┌─ EXTRACTED MATERIAL

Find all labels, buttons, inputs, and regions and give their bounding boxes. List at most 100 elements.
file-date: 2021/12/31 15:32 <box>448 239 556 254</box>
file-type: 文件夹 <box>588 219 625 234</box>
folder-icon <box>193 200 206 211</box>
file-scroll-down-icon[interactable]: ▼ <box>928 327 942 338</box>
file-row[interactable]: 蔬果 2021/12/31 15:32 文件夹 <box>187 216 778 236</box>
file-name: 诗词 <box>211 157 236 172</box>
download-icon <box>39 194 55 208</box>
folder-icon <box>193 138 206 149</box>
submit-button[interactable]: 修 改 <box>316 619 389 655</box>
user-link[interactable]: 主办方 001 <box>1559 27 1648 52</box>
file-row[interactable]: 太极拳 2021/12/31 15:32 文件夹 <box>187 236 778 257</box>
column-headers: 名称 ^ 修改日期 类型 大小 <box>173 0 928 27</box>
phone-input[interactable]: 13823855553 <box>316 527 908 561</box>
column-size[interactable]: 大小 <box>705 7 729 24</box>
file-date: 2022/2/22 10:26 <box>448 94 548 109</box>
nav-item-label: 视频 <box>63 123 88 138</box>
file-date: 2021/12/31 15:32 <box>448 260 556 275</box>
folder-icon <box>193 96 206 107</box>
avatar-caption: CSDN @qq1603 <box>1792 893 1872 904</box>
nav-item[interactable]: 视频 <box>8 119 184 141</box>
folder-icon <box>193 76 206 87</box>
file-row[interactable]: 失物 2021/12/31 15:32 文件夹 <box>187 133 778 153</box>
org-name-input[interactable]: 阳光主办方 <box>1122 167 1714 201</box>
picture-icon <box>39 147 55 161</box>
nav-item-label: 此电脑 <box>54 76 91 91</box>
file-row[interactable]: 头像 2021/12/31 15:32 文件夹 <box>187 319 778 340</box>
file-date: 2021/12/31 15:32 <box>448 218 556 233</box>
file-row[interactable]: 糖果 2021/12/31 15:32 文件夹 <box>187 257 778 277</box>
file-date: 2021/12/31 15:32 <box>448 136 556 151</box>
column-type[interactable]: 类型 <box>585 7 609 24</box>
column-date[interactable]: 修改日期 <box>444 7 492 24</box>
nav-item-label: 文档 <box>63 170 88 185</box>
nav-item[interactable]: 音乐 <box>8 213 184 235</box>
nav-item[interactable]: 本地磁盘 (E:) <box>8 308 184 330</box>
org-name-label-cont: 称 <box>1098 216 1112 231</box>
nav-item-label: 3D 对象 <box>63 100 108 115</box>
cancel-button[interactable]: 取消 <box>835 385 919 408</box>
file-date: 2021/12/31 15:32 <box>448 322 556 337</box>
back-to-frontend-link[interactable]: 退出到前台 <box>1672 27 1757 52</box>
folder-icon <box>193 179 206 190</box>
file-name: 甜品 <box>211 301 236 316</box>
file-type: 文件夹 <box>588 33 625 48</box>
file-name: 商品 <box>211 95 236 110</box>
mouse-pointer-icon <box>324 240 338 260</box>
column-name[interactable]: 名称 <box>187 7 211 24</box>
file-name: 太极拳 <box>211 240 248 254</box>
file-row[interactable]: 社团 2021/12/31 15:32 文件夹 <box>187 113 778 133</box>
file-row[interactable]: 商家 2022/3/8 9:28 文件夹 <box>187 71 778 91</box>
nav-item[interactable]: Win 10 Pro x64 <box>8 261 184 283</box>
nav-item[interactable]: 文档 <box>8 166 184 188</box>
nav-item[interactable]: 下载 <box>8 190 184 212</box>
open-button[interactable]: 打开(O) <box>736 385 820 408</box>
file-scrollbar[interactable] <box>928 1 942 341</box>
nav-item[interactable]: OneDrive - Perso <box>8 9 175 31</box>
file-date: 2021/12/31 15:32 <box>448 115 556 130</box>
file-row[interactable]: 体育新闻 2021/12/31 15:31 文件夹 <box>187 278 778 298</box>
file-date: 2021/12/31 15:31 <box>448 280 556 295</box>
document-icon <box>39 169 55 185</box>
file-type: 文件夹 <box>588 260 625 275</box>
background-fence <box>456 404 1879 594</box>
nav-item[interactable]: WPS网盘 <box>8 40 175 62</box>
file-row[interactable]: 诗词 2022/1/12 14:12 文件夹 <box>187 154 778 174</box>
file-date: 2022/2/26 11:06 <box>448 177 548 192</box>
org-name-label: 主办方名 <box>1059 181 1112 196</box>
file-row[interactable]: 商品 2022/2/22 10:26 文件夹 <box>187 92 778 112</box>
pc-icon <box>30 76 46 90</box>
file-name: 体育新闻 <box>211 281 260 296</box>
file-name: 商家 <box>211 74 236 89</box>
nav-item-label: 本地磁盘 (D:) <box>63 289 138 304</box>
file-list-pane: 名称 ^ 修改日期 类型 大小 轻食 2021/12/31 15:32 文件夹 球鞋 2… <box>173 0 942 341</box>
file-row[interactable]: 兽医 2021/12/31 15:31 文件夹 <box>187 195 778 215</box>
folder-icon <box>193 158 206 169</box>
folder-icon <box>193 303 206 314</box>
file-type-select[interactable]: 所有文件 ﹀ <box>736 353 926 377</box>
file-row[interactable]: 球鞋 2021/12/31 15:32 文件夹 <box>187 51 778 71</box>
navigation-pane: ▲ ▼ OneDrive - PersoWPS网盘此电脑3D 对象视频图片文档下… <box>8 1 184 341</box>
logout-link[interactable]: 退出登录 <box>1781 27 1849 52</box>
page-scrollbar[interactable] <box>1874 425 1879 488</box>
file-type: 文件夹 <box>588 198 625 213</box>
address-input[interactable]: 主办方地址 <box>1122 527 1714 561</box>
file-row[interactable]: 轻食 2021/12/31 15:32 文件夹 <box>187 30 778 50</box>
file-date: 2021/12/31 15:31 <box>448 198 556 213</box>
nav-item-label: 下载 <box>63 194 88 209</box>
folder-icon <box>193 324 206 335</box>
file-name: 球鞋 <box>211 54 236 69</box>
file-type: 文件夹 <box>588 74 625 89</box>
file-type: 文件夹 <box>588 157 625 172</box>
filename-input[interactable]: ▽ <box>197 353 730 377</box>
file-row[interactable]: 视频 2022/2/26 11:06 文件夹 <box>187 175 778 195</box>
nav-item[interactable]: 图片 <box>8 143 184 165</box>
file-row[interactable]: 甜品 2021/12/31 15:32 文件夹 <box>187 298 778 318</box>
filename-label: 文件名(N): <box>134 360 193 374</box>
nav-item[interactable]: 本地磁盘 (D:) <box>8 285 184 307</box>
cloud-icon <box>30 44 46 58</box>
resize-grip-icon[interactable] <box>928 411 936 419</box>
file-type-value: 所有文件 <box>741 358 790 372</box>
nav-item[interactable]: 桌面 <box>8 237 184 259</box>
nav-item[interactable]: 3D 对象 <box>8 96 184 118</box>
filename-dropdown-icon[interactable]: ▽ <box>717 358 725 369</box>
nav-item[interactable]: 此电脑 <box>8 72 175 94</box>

└─

Print the whole listing above again, line for line, with nothing changed.

## RESPONSE TO THIS EXERCISE
Find all labels, buttons, inputs, and regions and give their bounding boxes. List at most 100 elements.
file-date: 2021/12/31 15:32 <box>448 239 556 254</box>
file-type: 文件夹 <box>588 219 625 234</box>
folder-icon <box>193 200 206 211</box>
file-scroll-down-icon[interactable]: ▼ <box>928 327 942 338</box>
file-row[interactable]: 蔬果 2021/12/31 15:32 文件夹 <box>187 216 778 236</box>
file-name: 诗词 <box>211 157 236 172</box>
download-icon <box>39 194 55 208</box>
folder-icon <box>193 138 206 149</box>
submit-button[interactable]: 修 改 <box>316 619 389 655</box>
user-link[interactable]: 主办方 001 <box>1559 27 1648 52</box>
file-row[interactable]: 太极拳 2021/12/31 15:32 文件夹 <box>187 236 778 257</box>
column-headers: 名称 ^ 修改日期 类型 大小 <box>173 0 928 27</box>
phone-input[interactable]: 13823855553 <box>316 527 908 561</box>
column-size[interactable]: 大小 <box>705 7 729 24</box>
file-date: 2022/2/22 10:26 <box>448 94 548 109</box>
nav-item-label: 视频 <box>63 123 88 138</box>
file-date: 2021/12/31 15:32 <box>448 260 556 275</box>
folder-icon <box>193 96 206 107</box>
avatar-caption: CSDN @qq1603 <box>1792 893 1872 904</box>
nav-item[interactable]: 视频 <box>8 119 184 141</box>
folder-icon <box>193 76 206 87</box>
file-row[interactable]: 失物 2021/12/31 15:32 文件夹 <box>187 133 778 153</box>
org-name-input[interactable]: 阳光主办方 <box>1122 167 1714 201</box>
picture-icon <box>39 147 55 161</box>
nav-item-label: 此电脑 <box>54 76 91 91</box>
file-row[interactable]: 头像 2021/12/31 15:32 文件夹 <box>187 319 778 340</box>
file-date: 2021/12/31 15:32 <box>448 218 556 233</box>
file-row[interactable]: 糖果 2021/12/31 15:32 文件夹 <box>187 257 778 277</box>
file-date: 2021/12/31 15:32 <box>448 136 556 151</box>
column-type[interactable]: 类型 <box>585 7 609 24</box>
column-date[interactable]: 修改日期 <box>444 7 492 24</box>
nav-item-label: 文档 <box>63 170 88 185</box>
nav-item[interactable]: 音乐 <box>8 213 184 235</box>
nav-item[interactable]: 本地磁盘 (E:) <box>8 308 184 330</box>
org-name-label-cont: 称 <box>1098 216 1112 231</box>
nav-item-label: 3D 对象 <box>63 100 108 115</box>
cancel-button[interactable]: 取消 <box>835 385 919 408</box>
file-date: 2021/12/31 15:32 <box>448 322 556 337</box>
back-to-frontend-link[interactable]: 退出到前台 <box>1672 27 1757 52</box>
folder-icon <box>193 179 206 190</box>
file-name: 甜品 <box>211 301 236 316</box>
file-type: 文件夹 <box>588 33 625 48</box>
file-name: 商品 <box>211 95 236 110</box>
mouse-pointer-icon <box>324 240 338 260</box>
column-name[interactable]: 名称 <box>187 7 211 24</box>
file-name: 太极拳 <box>211 240 248 254</box>
file-row[interactable]: 社团 2021/12/31 15:32 文件夹 <box>187 113 778 133</box>
file-row[interactable]: 商家 2022/3/8 9:28 文件夹 <box>187 71 778 91</box>
nav-item[interactable]: Win 10 Pro x64 <box>8 261 184 283</box>
nav-item[interactable]: 文档 <box>8 166 184 188</box>
nav-item[interactable]: 下载 <box>8 190 184 212</box>
open-button[interactable]: 打开(O) <box>736 385 820 408</box>
file-scrollbar[interactable] <box>928 1 942 341</box>
nav-item[interactable]: OneDrive - Perso <box>8 9 175 31</box>
file-date: 2021/12/31 15:32 <box>448 115 556 130</box>
file-row[interactable]: 体育新闻 2021/12/31 15:31 文件夹 <box>187 278 778 298</box>
file-date: 2021/12/31 15:31 <box>448 280 556 295</box>
document-icon <box>39 169 55 185</box>
file-type: 文件夹 <box>588 260 625 275</box>
background-fence <box>456 404 1879 594</box>
nav-item[interactable]: WPS网盘 <box>8 40 175 62</box>
file-row[interactable]: 诗词 2022/1/12 14:12 文件夹 <box>187 154 778 174</box>
file-date: 2022/2/26 11:06 <box>448 177 548 192</box>
org-name-label: 主办方名 <box>1059 181 1112 196</box>
file-row[interactable]: 商品 2022/2/22 10:26 文件夹 <box>187 92 778 112</box>
pc-icon <box>30 76 46 90</box>
file-name: 体育新闻 <box>211 281 260 296</box>
file-name: 商家 <box>211 74 236 89</box>
nav-item-label: 本地磁盘 (D:) <box>63 289 138 304</box>
file-list-pane: 名称 ^ 修改日期 类型 大小 轻食 2021/12/31 15:32 文件夹 球鞋 2… <box>173 0 942 341</box>
file-row[interactable]: 兽医 2021/12/31 15:31 文件夹 <box>187 195 778 215</box>
folder-icon <box>193 158 206 169</box>
folder-icon <box>193 303 206 314</box>
file-type-select[interactable]: 所有文件 ﹀ <box>736 353 926 377</box>
file-row[interactable]: 球鞋 2021/12/31 15:32 文件夹 <box>187 51 778 71</box>
navigation-pane: ▲ ▼ OneDrive - PersoWPS网盘此电脑3D 对象视频图片文档下… <box>8 1 184 341</box>
logout-link[interactable]: 退出登录 <box>1781 27 1849 52</box>
page-scrollbar[interactable] <box>1874 425 1879 488</box>
file-type: 文件夹 <box>588 198 625 213</box>
address-input[interactable]: 主办方地址 <box>1122 527 1714 561</box>
file-row[interactable]: 轻食 2021/12/31 15:32 文件夹 <box>187 30 778 50</box>
file-date: 2021/12/31 15:31 <box>448 198 556 213</box>
nav-item-label: 下载 <box>63 194 88 209</box>
folder-icon <box>193 324 206 335</box>
file-name: 球鞋 <box>211 54 236 69</box>
file-type: 文件夹 <box>588 74 625 89</box>
file-type: 文件夹 <box>588 157 625 172</box>
filename-input[interactable]: ▽ <box>197 353 730 377</box>
file-row[interactable]: 视频 2022/2/26 11:06 文件夹 <box>187 175 778 195</box>
nav-item[interactable]: 图片 <box>8 143 184 165</box>
file-row[interactable]: 甜品 2021/12/31 15:32 文件夹 <box>187 298 778 318</box>
filename-label: 文件名(N): <box>134 360 193 374</box>
nav-item[interactable]: 本地磁盘 (D:) <box>8 285 184 307</box>
cloud-icon <box>30 44 46 58</box>
resize-grip-icon[interactable] <box>928 411 936 419</box>
file-type-value: 所有文件 <box>741 358 790 372</box>
nav-item[interactable]: 桌面 <box>8 237 184 259</box>
nav-item[interactable]: 3D 对象 <box>8 96 184 118</box>
filename-dropdown-icon[interactable]: ▽ <box>717 358 725 369</box>
nav-item[interactable]: 此电脑 <box>8 72 175 94</box>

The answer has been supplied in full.